STATED PROBLEM: Check each line of the listing, and copy it if it contains the word "encryption".

INFORMATION GIVEN:
++++

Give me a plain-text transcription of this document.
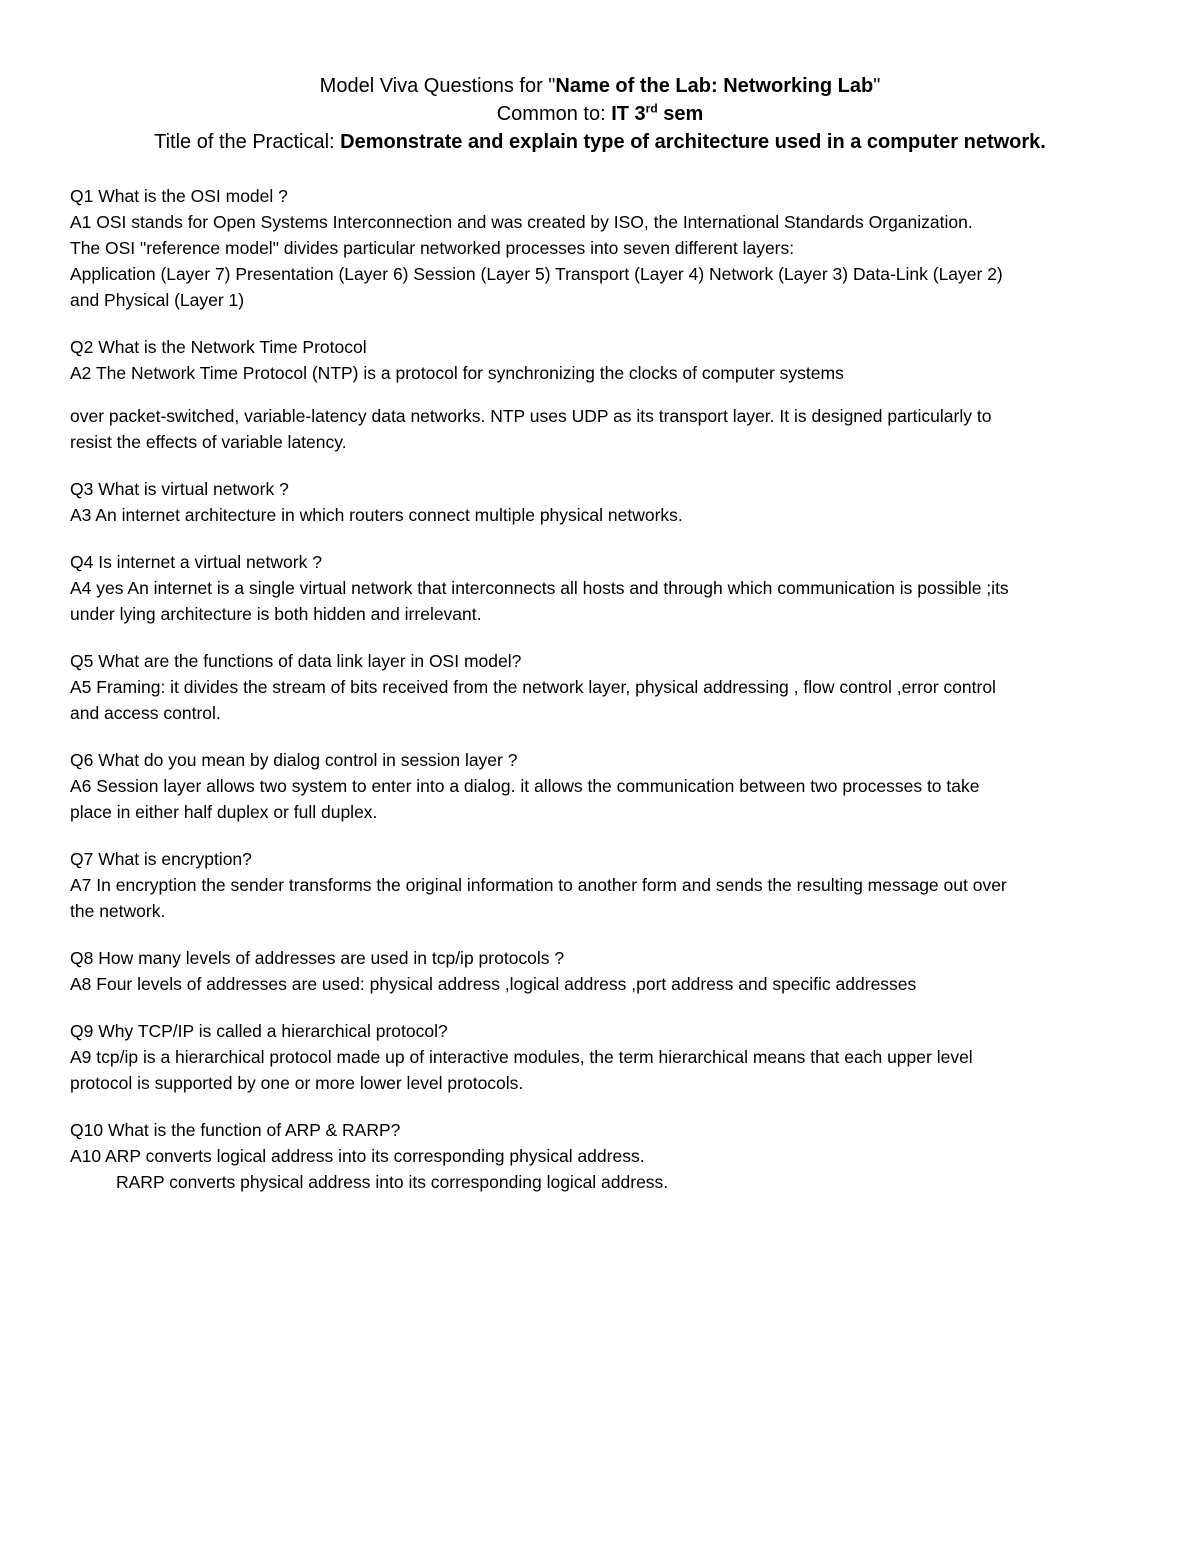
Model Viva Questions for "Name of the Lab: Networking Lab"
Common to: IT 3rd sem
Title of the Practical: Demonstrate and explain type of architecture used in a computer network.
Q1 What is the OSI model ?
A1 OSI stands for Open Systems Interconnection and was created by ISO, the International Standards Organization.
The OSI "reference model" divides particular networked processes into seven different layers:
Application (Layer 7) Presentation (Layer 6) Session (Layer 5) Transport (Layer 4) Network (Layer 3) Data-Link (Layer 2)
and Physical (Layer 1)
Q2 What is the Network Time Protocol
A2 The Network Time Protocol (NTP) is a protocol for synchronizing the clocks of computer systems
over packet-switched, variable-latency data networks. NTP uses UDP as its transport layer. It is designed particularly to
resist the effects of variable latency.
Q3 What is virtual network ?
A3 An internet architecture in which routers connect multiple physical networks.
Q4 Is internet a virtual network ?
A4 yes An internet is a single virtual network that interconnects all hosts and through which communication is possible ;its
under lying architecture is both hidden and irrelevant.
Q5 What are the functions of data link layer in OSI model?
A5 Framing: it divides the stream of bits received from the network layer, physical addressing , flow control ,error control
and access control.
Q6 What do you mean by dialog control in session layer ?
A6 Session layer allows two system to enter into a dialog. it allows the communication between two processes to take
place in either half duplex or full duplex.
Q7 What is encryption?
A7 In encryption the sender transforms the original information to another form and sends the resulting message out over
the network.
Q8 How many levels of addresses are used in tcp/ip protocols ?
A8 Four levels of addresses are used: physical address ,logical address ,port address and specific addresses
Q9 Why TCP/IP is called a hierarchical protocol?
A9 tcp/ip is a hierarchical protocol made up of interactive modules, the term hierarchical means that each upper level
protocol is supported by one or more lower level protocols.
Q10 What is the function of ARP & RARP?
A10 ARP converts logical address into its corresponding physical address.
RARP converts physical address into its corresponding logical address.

++++

SOLUTION FOR THIS EXERCISE:
Q7 What is encryption?
A7 In encryption the sender transforms the original information to another form and sends the resulting message out over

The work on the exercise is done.